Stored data
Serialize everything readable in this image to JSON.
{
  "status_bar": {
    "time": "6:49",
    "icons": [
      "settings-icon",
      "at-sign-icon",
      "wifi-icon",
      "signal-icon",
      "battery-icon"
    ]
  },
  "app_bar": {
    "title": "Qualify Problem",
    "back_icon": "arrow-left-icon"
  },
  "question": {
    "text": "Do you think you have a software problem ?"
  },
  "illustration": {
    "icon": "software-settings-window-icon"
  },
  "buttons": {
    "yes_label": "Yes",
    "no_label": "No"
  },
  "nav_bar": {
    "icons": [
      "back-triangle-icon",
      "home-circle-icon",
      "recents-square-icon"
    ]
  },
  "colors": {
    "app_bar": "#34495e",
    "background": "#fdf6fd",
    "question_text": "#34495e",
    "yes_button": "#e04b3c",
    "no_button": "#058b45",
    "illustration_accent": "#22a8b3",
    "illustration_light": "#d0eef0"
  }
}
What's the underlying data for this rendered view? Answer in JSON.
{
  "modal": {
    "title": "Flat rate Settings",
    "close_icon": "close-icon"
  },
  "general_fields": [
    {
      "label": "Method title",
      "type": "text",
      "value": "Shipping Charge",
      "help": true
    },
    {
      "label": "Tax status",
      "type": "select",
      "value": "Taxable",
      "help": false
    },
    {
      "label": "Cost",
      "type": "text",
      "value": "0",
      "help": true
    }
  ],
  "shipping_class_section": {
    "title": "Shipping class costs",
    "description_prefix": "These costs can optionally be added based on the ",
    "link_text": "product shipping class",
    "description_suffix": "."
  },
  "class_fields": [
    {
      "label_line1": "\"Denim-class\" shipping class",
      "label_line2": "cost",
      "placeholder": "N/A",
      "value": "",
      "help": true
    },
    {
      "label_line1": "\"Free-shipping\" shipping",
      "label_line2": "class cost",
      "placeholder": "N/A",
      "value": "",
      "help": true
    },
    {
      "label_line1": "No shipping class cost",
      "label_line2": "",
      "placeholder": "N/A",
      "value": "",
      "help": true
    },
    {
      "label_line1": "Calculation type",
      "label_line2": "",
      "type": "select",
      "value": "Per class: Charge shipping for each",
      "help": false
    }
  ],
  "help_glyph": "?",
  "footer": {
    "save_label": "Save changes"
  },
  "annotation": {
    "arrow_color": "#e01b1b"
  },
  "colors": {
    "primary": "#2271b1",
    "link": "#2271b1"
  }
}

> Exercise directions
What is the number of lines in the data holding the word "JSON"? Reply with that number only.

> Task response
2